--- Data listing ---
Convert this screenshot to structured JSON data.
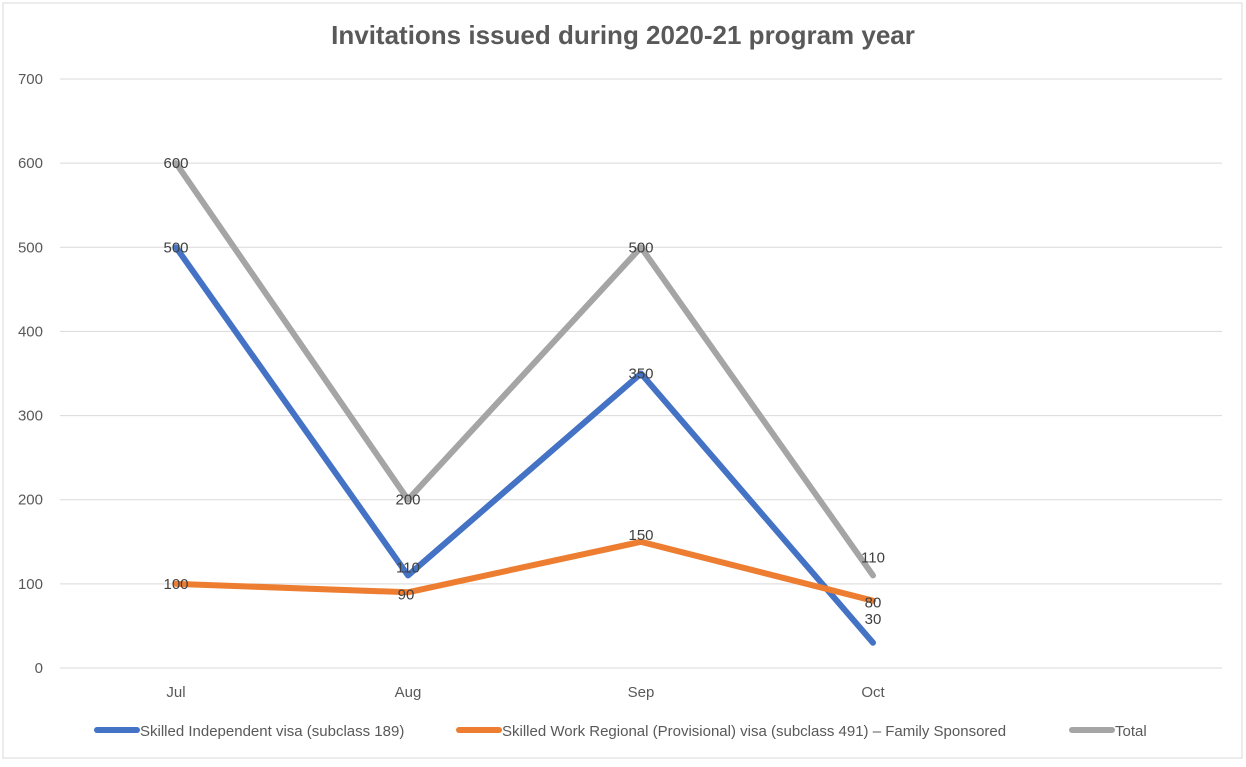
{
  "chart_data": {
    "type": "line",
    "title": "Invitations issued during 2020-21 program year",
    "xlabel": "",
    "ylabel": "",
    "categories": [
      "Jul",
      "Aug",
      "Sep",
      "Oct"
    ],
    "ylim": [
      0,
      700
    ],
    "yticks": [
      "0",
      "100",
      "200",
      "300",
      "400",
      "500",
      "600",
      "700"
    ],
    "grid": true,
    "legend_position": "bottom",
    "series": [
      {
        "name": "Skilled Independent visa (subclass 189)",
        "color": "#4472C4",
        "values": [
          500,
          110,
          350,
          30
        ],
        "labels": [
          "500",
          "110",
          "350",
          "30"
        ]
      },
      {
        "name": "Skilled Work Regional (Provisional) visa (subclass 491) – Family Sponsored",
        "color": "#ED7D31",
        "values": [
          100,
          90,
          150,
          80
        ],
        "labels": [
          "100",
          "90",
          "150",
          "80"
        ]
      },
      {
        "name": "Total",
        "color": "#A5A5A5",
        "values": [
          600,
          200,
          500,
          110
        ],
        "labels": [
          "600",
          "200",
          "500",
          "110"
        ]
      }
    ]
  }
}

--- Given instruction ---
Every line above should be repeated exactly; pictures stay out of the copy.

--- Task result ---
Convert this screenshot to structured JSON data.
{
  "chart_data": {
    "type": "line",
    "title": "Invitations issued during 2020-21 program year",
    "xlabel": "",
    "ylabel": "",
    "categories": [
      "Jul",
      "Aug",
      "Sep",
      "Oct"
    ],
    "ylim": [
      0,
      700
    ],
    "yticks": [
      "0",
      "100",
      "200",
      "300",
      "400",
      "500",
      "600",
      "700"
    ],
    "grid": true,
    "legend_position": "bottom",
    "series": [
      {
        "name": "Skilled Independent visa (subclass 189)",
        "color": "#4472C4",
        "values": [
          500,
          110,
          350,
          30
        ],
        "labels": [
          "500",
          "110",
          "350",
          "30"
        ]
      },
      {
        "name": "Skilled Work Regional (Provisional) visa (subclass 491) – Family Sponsored",
        "color": "#ED7D31",
        "values": [
          100,
          90,
          150,
          80
        ],
        "labels": [
          "100",
          "90",
          "150",
          "80"
        ]
      },
      {
        "name": "Total",
        "color": "#A5A5A5",
        "values": [
          600,
          200,
          500,
          110
        ],
        "labels": [
          "600",
          "200",
          "500",
          "110"
        ]
      }
    ]
  }
}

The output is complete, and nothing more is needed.